### REQUIRED TASK:
Below are entries. Pull out all lines containing "date".

### SUPPLIED MATERIAL:

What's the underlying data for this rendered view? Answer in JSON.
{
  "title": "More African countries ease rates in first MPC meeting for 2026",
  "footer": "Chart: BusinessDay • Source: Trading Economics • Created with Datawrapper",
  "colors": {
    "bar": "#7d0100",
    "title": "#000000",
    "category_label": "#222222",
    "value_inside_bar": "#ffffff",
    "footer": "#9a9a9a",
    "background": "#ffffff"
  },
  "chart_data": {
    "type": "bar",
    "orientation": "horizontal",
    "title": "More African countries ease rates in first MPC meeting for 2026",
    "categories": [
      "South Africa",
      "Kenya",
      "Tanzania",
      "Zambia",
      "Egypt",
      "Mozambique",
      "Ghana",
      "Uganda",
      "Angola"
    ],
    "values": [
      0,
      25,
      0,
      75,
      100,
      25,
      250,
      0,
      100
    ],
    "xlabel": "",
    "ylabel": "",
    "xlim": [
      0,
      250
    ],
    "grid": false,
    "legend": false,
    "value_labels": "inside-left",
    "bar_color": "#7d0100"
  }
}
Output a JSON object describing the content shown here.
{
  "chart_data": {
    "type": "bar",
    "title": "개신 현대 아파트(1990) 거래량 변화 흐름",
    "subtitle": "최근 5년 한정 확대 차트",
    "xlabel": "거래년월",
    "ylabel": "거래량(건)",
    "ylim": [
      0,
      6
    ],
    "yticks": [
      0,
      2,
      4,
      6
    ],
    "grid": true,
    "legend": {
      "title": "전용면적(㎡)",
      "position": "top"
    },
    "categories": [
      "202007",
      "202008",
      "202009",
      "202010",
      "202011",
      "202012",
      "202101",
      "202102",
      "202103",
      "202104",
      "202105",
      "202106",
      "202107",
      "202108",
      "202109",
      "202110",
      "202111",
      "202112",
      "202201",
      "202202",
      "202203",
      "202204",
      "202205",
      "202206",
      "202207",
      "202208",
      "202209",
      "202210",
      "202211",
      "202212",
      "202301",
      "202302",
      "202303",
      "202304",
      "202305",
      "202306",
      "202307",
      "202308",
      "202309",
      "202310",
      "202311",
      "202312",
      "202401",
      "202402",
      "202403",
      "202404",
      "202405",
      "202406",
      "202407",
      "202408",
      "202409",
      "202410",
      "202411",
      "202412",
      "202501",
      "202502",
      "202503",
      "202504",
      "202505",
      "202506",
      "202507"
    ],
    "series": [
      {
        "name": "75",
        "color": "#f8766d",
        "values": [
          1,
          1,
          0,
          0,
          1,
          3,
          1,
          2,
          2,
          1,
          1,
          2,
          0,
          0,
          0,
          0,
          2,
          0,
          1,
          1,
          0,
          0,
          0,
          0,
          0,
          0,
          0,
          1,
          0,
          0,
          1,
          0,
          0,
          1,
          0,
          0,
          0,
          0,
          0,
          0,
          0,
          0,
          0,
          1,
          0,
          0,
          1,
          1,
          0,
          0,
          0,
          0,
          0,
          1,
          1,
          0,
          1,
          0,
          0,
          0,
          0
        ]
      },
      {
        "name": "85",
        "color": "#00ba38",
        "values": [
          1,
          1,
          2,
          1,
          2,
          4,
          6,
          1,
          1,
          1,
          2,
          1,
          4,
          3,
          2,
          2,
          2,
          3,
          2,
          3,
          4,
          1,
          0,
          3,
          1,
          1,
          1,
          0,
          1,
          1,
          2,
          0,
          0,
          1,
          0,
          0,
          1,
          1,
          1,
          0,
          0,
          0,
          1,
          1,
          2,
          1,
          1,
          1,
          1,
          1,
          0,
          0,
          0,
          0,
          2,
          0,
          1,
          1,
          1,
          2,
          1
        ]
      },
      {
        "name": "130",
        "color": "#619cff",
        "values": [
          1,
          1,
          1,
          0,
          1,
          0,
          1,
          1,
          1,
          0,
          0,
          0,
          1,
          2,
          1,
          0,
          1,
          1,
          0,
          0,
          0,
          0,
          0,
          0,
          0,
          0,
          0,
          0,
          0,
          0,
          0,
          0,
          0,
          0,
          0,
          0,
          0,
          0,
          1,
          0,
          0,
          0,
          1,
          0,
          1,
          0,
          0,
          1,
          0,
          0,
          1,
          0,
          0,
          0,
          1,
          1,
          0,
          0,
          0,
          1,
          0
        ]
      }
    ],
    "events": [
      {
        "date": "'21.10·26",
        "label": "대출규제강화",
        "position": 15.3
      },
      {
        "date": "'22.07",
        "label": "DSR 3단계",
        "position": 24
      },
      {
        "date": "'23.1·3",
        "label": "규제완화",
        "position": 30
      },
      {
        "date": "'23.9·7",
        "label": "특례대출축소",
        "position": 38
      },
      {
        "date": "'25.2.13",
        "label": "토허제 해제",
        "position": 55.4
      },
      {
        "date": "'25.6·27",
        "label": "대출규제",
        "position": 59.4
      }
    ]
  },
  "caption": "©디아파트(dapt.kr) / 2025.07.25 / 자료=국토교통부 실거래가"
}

### EXPECTED OUTPUT:
        "date": "'21.10·26",
        "date": "'22.07",
        "date": "'23.1·3",
        "date": "'23.9·7",
        "date": "'25.2.13",
        "date": "'25.6·27",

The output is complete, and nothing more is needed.